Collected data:
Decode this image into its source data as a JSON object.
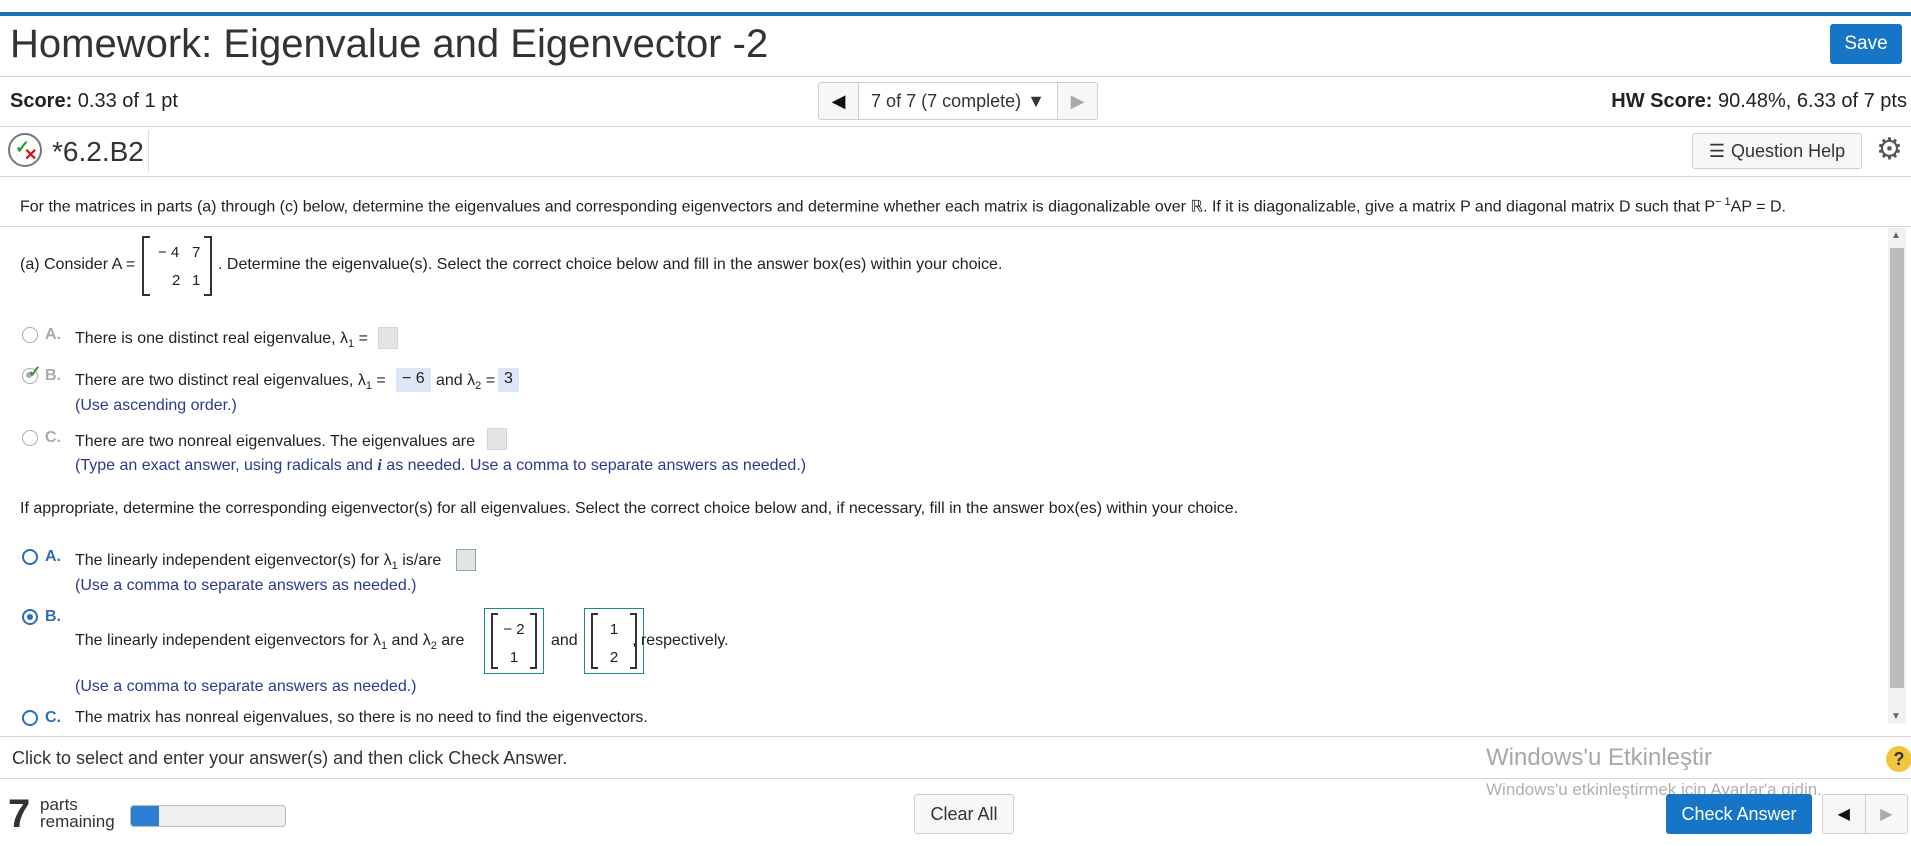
{
  "header": {
    "title": "Homework: Eigenvalue and Eigenvector -2",
    "save_label": "Save"
  },
  "scorebar": {
    "score_label": "Score:",
    "score_value": " 0.33 of 1 pt",
    "nav_position": "7 of 7 (7 complete)",
    "hw_score_label": "HW Score:",
    "hw_score_value": " 90.48%, 6.33 of 7 pts"
  },
  "question": {
    "id": "*6.2.B2",
    "help_label": "Question Help",
    "instructions_a": "For the matrices in parts (a) through (c) below, determine the eigenvalues and corresponding eigenvectors and determine whether each matrix is diagonalizable over ℝ. If it is diagonalizable, give a matrix P and diagonal matrix D such that P",
    "instructions_sup": "− 1",
    "instructions_b": "AP = D.",
    "part_a_prefix": "(a) Consider A =",
    "part_a_suffix": ". Determine the eigenvalue(s). Select the correct choice below and fill in the answer box(es) within your choice.",
    "matrix_a": [
      "− 4",
      "7",
      "2",
      "1"
    ],
    "eig_choices": {
      "a_letter": "A.",
      "a_text": "There is one distinct real eigenvalue, λ",
      "b_letter": "B.",
      "b_text1": "There are two distinct real eigenvalues, λ",
      "b_and": "and λ",
      "b_val1": "− 6",
      "b_val2": "3",
      "b_hint": "(Use ascending order.)",
      "c_letter": "C.",
      "c_text": "There are two nonreal eigenvalues. The eigenvalues are",
      "c_hint_1": "(Type an exact answer, using radicals and ",
      "c_hint_i": "i",
      "c_hint_2": " as needed. Use a comma to separate answers as needed.)"
    },
    "eigvec_prompt": "If appropriate, determine the corresponding eigenvector(s) for all eigenvalues. Select the correct choice below and, if necessary, fill in the answer box(es) within your choice.",
    "vec_choices": {
      "a_letter": "A.",
      "a_text1": "The linearly independent eigenvector(s) for λ",
      "a_text2": " is/are",
      "a_hint": "(Use a comma to separate answers as needed.)",
      "b_letter": "B.",
      "b_text1": "The linearly independent eigenvectors for λ",
      "b_and": "and λ",
      "b_are": "are",
      "b_mid": "and",
      "b_end": ", respectively.",
      "vec1": [
        "− 2",
        "1"
      ],
      "vec2": [
        "1",
        "2"
      ],
      "b_hint": "(Use a comma to separate answers as needed.)",
      "c_letter": "C.",
      "c_text": "The matrix has nonreal eigenvalues, so there is no need to find the eigenvectors."
    },
    "sub1": "1",
    "sub2": "2",
    "eq": "="
  },
  "footer": {
    "note": "Click to select and enter your answer(s) and then click Check Answer.",
    "windows_line1": "Windows'u Etkinleştir",
    "windows_line2": "Windows'u etkinleştirmek için Ayarlar'a gidin.",
    "help_q": "?",
    "parts_count": "7",
    "parts_label_1": "parts",
    "parts_label_2": "remaining",
    "progress_fraction": 0.18,
    "clear_label": "Clear All",
    "check_label": "Check Answer"
  },
  "colors": {
    "accent": "#1775c8",
    "hint": "#2b3990",
    "correct": "#2a9d2a",
    "incorrect": "#d01010"
  }
}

* **Aim**
Restate each line of the records exactly; pictures do not belong in the copy.

* **Answer for the task**
Decode this image into its source data as a JSON object.
{
  "header": {
    "title": "Homework: Eigenvalue and Eigenvector -2",
    "save_label": "Save"
  },
  "scorebar": {
    "score_label": "Score:",
    "score_value": " 0.33 of 1 pt",
    "nav_position": "7 of 7 (7 complete)",
    "hw_score_label": "HW Score:",
    "hw_score_value": " 90.48%, 6.33 of 7 pts"
  },
  "question": {
    "id": "*6.2.B2",
    "help_label": "Question Help",
    "instructions_a": "For the matrices in parts (a) through (c) below, determine the eigenvalues and corresponding eigenvectors and determine whether each matrix is diagonalizable over ℝ. If it is diagonalizable, give a matrix P and diagonal matrix D such that P",
    "instructions_sup": "− 1",
    "instructions_b": "AP = D.",
    "part_a_prefix": "(a) Consider A =",
    "part_a_suffix": ". Determine the eigenvalue(s). Select the correct choice below and fill in the answer box(es) within your choice.",
    "matrix_a": [
      "− 4",
      "7",
      "2",
      "1"
    ],
    "eig_choices": {
      "a_letter": "A.",
      "a_text": "There is one distinct real eigenvalue, λ",
      "b_letter": "B.",
      "b_text1": "There are two distinct real eigenvalues, λ",
      "b_and": "and λ",
      "b_val1": "− 6",
      "b_val2": "3",
      "b_hint": "(Use ascending order.)",
      "c_letter": "C.",
      "c_text": "There are two nonreal eigenvalues. The eigenvalues are",
      "c_hint_1": "(Type an exact answer, using radicals and ",
      "c_hint_i": "i",
      "c_hint_2": " as needed. Use a comma to separate answers as needed.)"
    },
    "eigvec_prompt": "If appropriate, determine the corresponding eigenvector(s) for all eigenvalues. Select the correct choice below and, if necessary, fill in the answer box(es) within your choice.",
    "vec_choices": {
      "a_letter": "A.",
      "a_text1": "The linearly independent eigenvector(s) for λ",
      "a_text2": " is/are",
      "a_hint": "(Use a comma to separate answers as needed.)",
      "b_letter": "B.",
      "b_text1": "The linearly independent eigenvectors for λ",
      "b_and": "and λ",
      "b_are": "are",
      "b_mid": "and",
      "b_end": ", respectively.",
      "vec1": [
        "− 2",
        "1"
      ],
      "vec2": [
        "1",
        "2"
      ],
      "b_hint": "(Use a comma to separate answers as needed.)",
      "c_letter": "C.",
      "c_text": "The matrix has nonreal eigenvalues, so there is no need to find the eigenvectors."
    },
    "sub1": "1",
    "sub2": "2",
    "eq": "="
  },
  "footer": {
    "note": "Click to select and enter your answer(s) and then click Check Answer.",
    "windows_line1": "Windows'u Etkinleştir",
    "windows_line2": "Windows'u etkinleştirmek için Ayarlar'a gidin.",
    "help_q": "?",
    "parts_count": "7",
    "parts_label_1": "parts",
    "parts_label_2": "remaining",
    "progress_fraction": 0.18,
    "clear_label": "Clear All",
    "check_label": "Check Answer"
  },
  "colors": {
    "accent": "#1775c8",
    "hint": "#2b3990",
    "correct": "#2a9d2a",
    "incorrect": "#d01010"
  }
}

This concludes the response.